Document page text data
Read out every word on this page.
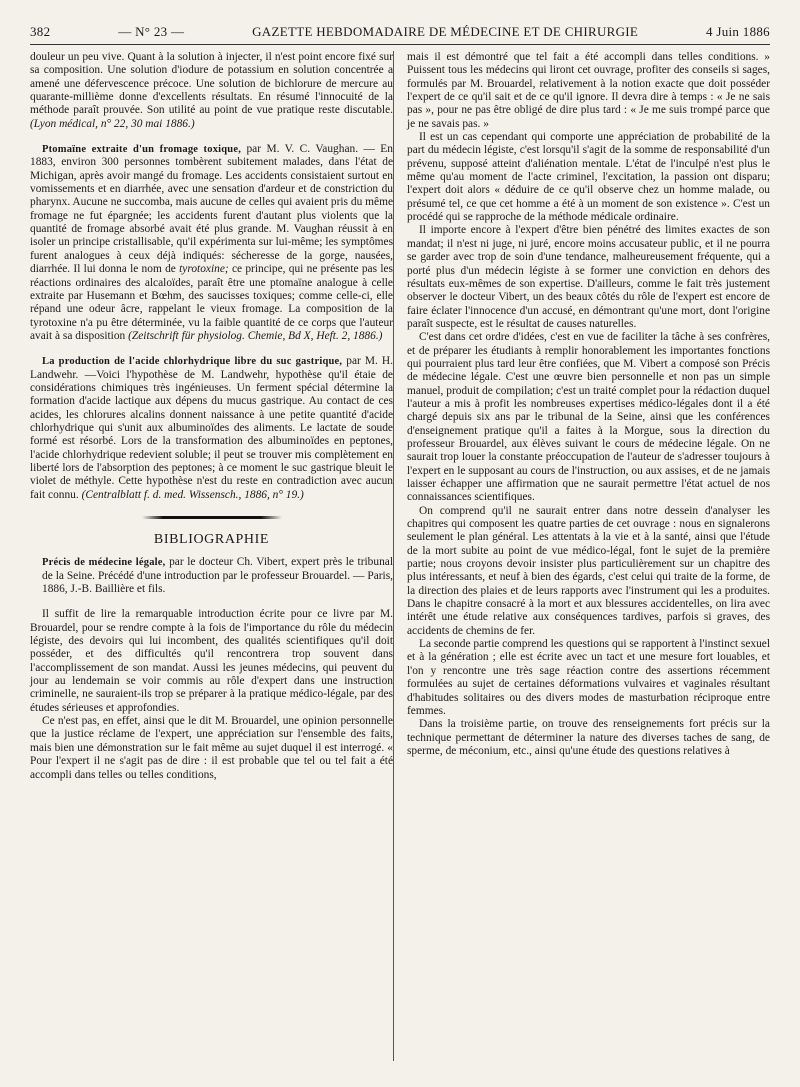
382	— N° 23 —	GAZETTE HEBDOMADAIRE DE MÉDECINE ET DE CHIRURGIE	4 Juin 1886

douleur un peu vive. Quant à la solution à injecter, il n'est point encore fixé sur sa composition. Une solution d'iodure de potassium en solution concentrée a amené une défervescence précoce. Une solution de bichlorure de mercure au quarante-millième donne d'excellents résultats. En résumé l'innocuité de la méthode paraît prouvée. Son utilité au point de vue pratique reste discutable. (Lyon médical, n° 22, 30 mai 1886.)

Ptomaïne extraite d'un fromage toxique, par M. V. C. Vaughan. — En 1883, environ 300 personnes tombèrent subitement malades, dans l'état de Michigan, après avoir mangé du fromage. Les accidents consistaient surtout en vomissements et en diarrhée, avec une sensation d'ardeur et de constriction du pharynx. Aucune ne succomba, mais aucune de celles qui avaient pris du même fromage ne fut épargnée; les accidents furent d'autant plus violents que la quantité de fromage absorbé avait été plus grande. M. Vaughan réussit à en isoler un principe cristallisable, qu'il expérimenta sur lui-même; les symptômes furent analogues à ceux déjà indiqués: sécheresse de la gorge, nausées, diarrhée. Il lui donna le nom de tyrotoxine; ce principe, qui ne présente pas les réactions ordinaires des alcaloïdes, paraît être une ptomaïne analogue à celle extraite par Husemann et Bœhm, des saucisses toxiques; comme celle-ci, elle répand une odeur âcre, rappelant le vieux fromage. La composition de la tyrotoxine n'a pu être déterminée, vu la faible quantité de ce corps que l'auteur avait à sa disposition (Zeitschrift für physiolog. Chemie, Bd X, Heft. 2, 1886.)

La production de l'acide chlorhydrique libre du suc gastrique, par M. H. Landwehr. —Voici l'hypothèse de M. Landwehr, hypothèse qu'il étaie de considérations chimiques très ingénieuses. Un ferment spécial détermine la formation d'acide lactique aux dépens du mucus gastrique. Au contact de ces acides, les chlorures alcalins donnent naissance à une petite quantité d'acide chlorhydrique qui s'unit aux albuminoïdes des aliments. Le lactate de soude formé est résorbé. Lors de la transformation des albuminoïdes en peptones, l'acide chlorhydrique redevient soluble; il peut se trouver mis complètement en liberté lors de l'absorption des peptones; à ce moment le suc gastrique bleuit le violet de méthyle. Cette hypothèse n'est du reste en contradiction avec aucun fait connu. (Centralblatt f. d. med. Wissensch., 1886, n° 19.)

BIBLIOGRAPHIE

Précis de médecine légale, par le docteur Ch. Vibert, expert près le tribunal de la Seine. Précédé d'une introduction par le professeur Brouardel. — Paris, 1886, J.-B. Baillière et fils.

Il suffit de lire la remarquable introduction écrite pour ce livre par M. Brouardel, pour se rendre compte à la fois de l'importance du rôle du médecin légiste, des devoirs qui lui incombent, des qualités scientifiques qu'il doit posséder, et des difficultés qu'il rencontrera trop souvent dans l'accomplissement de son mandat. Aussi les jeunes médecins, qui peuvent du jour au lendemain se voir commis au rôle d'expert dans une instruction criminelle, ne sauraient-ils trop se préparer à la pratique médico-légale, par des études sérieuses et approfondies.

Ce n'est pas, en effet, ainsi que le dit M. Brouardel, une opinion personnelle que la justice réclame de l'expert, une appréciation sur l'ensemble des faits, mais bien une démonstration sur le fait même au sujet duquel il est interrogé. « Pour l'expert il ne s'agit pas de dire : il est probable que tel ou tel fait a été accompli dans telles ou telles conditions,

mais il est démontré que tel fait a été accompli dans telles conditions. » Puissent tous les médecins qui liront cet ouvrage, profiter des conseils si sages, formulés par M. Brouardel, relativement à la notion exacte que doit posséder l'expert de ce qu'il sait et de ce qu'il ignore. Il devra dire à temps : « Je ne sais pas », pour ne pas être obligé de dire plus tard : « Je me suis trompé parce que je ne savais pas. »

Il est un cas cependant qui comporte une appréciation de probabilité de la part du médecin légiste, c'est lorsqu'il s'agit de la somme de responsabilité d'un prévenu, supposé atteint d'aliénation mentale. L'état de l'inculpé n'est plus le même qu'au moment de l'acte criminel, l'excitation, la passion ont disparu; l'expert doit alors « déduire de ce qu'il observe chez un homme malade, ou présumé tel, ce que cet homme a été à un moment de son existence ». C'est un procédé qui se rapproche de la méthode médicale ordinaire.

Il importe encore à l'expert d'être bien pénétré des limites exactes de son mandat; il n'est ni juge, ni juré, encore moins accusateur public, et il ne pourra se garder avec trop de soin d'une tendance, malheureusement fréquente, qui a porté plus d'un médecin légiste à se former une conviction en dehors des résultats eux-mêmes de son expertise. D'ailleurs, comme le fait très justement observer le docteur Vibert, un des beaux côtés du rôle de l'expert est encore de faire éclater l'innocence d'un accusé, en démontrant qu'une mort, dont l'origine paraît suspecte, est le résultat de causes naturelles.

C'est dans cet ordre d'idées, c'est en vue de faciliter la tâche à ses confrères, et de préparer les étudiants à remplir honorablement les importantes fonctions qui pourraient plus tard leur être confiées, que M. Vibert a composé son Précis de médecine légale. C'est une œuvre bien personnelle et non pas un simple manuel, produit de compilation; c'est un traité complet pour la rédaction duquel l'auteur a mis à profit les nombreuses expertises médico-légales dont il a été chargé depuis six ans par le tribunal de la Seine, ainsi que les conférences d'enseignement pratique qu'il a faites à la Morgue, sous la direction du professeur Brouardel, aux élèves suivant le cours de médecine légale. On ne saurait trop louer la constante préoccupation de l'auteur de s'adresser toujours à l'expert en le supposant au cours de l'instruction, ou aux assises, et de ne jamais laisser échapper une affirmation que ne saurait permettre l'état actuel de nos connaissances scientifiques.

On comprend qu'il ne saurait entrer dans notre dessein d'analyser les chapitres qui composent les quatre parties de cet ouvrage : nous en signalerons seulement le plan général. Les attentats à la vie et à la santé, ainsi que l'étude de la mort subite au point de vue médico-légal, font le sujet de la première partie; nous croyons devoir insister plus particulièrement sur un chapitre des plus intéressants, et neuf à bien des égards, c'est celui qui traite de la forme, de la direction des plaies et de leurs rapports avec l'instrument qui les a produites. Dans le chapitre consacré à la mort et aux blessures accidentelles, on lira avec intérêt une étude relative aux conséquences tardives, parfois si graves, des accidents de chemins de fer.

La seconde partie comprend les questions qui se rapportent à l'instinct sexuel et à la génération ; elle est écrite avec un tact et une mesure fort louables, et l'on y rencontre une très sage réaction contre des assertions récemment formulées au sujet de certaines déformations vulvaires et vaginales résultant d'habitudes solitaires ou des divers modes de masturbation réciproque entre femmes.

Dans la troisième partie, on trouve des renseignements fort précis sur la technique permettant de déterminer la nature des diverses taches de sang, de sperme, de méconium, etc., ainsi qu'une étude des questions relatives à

■ TASK INSTRUCTIONS
From the records above, pull every line that has the string "Seine" and copy it.

■ ANSWER SECTION
Précis de médecine légale, par le docteur Ch. Vibert, expert près le tribunal de la Seine. Précédé d'une introduction par le professeur Brouardel. — Paris, 1886, J.-B. Baillière et fils.
C'est dans cet ordre d'idées, c'est en vue de faciliter la tâche à ses confrères, et de préparer les étudiants à remplir honorablement les importantes fonctions qui pourraient plus tard leur être confiées, que M. Vibert a composé son Précis de médecine légale. C'est une œuvre bien personnelle et non pas un simple manuel, produit de compilation; c'est un traité complet pour la rédaction duquel l'auteur a mis à profit les nombreuses expertises médico-légales dont il a été chargé depuis six ans par le tribunal de la Seine, ainsi que les conférences d'enseignement pratique qu'il a faites à la Morgue, sous la direction du professeur Brouardel, aux élèves suivant le cours de médecine légale. On ne saurait trop louer la constante préoccupation de l'auteur de s'adresser toujours à l'expert en le supposant au cours de l'instruction, ou aux assises, et de ne jamais laisser échapper une affirmation que ne saurait permettre l'état actuel de nos connaissances scientifiques.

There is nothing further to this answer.